**Stated goal**
Extract every entry word for word.

Dataset listings of figures

----------

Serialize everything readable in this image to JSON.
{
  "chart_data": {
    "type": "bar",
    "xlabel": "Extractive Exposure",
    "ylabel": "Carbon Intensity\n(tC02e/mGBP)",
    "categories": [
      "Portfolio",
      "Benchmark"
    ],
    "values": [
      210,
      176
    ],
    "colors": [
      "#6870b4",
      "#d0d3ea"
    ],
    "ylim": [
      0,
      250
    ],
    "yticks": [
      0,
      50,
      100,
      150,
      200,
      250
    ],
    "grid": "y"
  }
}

----------

**Result for this exercise**
Serialize everything readable in this image to JSON.
{
  "chart_data": {
    "type": "bar",
    "xlabel": "Extractive Exposure",
    "ylabel": "Carbon Intensity\n(tC02e/mGBP)",
    "categories": [
      "Portfolio",
      "Benchmark"
    ],
    "values": [
      210,
      176
    ],
    "colors": [
      "#6870b4",
      "#d0d3ea"
    ],
    "ylim": [
      0,
      250
    ],
    "yticks": [
      0,
      50,
      100,
      150,
      200,
      250
    ],
    "grid": "y"
  }
}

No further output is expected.